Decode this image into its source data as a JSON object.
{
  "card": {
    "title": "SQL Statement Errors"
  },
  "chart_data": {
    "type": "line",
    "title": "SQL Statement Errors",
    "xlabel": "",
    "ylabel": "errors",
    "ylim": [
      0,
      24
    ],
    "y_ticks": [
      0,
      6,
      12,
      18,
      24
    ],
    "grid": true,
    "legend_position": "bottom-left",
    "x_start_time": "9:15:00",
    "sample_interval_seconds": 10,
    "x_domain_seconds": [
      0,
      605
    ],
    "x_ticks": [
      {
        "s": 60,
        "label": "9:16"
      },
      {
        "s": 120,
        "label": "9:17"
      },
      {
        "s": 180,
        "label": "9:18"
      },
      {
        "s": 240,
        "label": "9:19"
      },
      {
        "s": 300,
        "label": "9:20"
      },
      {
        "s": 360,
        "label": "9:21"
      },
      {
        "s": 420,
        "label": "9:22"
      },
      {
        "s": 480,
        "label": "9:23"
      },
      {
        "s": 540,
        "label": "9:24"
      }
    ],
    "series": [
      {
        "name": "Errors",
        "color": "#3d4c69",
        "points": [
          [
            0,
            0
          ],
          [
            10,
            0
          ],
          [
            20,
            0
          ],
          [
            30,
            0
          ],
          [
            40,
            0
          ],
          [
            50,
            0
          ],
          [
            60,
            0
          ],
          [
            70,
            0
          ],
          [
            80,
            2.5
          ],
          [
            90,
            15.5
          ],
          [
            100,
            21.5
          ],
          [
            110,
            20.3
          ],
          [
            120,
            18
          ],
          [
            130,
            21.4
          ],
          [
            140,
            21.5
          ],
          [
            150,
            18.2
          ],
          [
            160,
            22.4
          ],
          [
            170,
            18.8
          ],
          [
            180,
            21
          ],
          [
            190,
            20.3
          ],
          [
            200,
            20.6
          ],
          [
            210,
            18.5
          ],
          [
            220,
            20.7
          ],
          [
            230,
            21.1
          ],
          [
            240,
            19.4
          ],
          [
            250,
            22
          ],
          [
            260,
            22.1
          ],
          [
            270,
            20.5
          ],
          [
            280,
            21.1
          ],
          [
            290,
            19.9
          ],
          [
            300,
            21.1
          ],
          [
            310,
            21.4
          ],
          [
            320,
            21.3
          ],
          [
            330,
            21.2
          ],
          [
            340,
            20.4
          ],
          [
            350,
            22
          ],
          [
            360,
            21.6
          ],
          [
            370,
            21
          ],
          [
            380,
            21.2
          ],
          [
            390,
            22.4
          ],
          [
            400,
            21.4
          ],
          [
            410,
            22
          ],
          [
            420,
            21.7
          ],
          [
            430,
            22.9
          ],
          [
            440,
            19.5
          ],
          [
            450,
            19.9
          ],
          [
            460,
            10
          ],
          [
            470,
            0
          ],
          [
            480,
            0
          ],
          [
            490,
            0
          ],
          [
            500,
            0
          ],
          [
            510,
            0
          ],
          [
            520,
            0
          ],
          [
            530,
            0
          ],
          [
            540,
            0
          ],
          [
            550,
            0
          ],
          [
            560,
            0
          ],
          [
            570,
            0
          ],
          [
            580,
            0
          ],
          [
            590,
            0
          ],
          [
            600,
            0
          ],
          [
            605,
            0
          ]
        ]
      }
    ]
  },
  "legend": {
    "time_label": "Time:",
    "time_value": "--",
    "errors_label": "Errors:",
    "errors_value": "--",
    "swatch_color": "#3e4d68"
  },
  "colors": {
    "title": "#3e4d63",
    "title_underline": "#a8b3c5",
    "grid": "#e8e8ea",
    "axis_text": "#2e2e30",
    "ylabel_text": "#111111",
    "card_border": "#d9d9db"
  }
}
● ● ● ● ●
BRIEF
Return all the data exactly as given.

RESPONSE TO THE EXERCISE
Decode this image into its source data as a JSON object.
{
  "card": {
    "title": "SQL Statement Errors"
  },
  "chart_data": {
    "type": "line",
    "title": "SQL Statement Errors",
    "xlabel": "",
    "ylabel": "errors",
    "ylim": [
      0,
      24
    ],
    "y_ticks": [
      0,
      6,
      12,
      18,
      24
    ],
    "grid": true,
    "legend_position": "bottom-left",
    "x_start_time": "9:15:00",
    "sample_interval_seconds": 10,
    "x_domain_seconds": [
      0,
      605
    ],
    "x_ticks": [
      {
        "s": 60,
        "label": "9:16"
      },
      {
        "s": 120,
        "label": "9:17"
      },
      {
        "s": 180,
        "label": "9:18"
      },
      {
        "s": 240,
        "label": "9:19"
      },
      {
        "s": 300,
        "label": "9:20"
      },
      {
        "s": 360,
        "label": "9:21"
      },
      {
        "s": 420,
        "label": "9:22"
      },
      {
        "s": 480,
        "label": "9:23"
      },
      {
        "s": 540,
        "label": "9:24"
      }
    ],
    "series": [
      {
        "name": "Errors",
        "color": "#3d4c69",
        "points": [
          [
            0,
            0
          ],
          [
            10,
            0
          ],
          [
            20,
            0
          ],
          [
            30,
            0
          ],
          [
            40,
            0
          ],
          [
            50,
            0
          ],
          [
            60,
            0
          ],
          [
            70,
            0
          ],
          [
            80,
            2.5
          ],
          [
            90,
            15.5
          ],
          [
            100,
            21.5
          ],
          [
            110,
            20.3
          ],
          [
            120,
            18
          ],
          [
            130,
            21.4
          ],
          [
            140,
            21.5
          ],
          [
            150,
            18.2
          ],
          [
            160,
            22.4
          ],
          [
            170,
            18.8
          ],
          [
            180,
            21
          ],
          [
            190,
            20.3
          ],
          [
            200,
            20.6
          ],
          [
            210,
            18.5
          ],
          [
            220,
            20.7
          ],
          [
            230,
            21.1
          ],
          [
            240,
            19.4
          ],
          [
            250,
            22
          ],
          [
            260,
            22.1
          ],
          [
            270,
            20.5
          ],
          [
            280,
            21.1
          ],
          [
            290,
            19.9
          ],
          [
            300,
            21.1
          ],
          [
            310,
            21.4
          ],
          [
            320,
            21.3
          ],
          [
            330,
            21.2
          ],
          [
            340,
            20.4
          ],
          [
            350,
            22
          ],
          [
            360,
            21.6
          ],
          [
            370,
            21
          ],
          [
            380,
            21.2
          ],
          [
            390,
            22.4
          ],
          [
            400,
            21.4
          ],
          [
            410,
            22
          ],
          [
            420,
            21.7
          ],
          [
            430,
            22.9
          ],
          [
            440,
            19.5
          ],
          [
            450,
            19.9
          ],
          [
            460,
            10
          ],
          [
            470,
            0
          ],
          [
            480,
            0
          ],
          [
            490,
            0
          ],
          [
            500,
            0
          ],
          [
            510,
            0
          ],
          [
            520,
            0
          ],
          [
            530,
            0
          ],
          [
            540,
            0
          ],
          [
            550,
            0
          ],
          [
            560,
            0
          ],
          [
            570,
            0
          ],
          [
            580,
            0
          ],
          [
            590,
            0
          ],
          [
            600,
            0
          ],
          [
            605,
            0
          ]
        ]
      }
    ]
  },
  "legend": {
    "time_label": "Time:",
    "time_value": "--",
    "errors_label": "Errors:",
    "errors_value": "--",
    "swatch_color": "#3e4d68"
  },
  "colors": {
    "title": "#3e4d63",
    "title_underline": "#a8b3c5",
    "grid": "#e8e8ea",
    "axis_text": "#2e2e30",
    "ylabel_text": "#111111",
    "card_border": "#d9d9db"
  }
}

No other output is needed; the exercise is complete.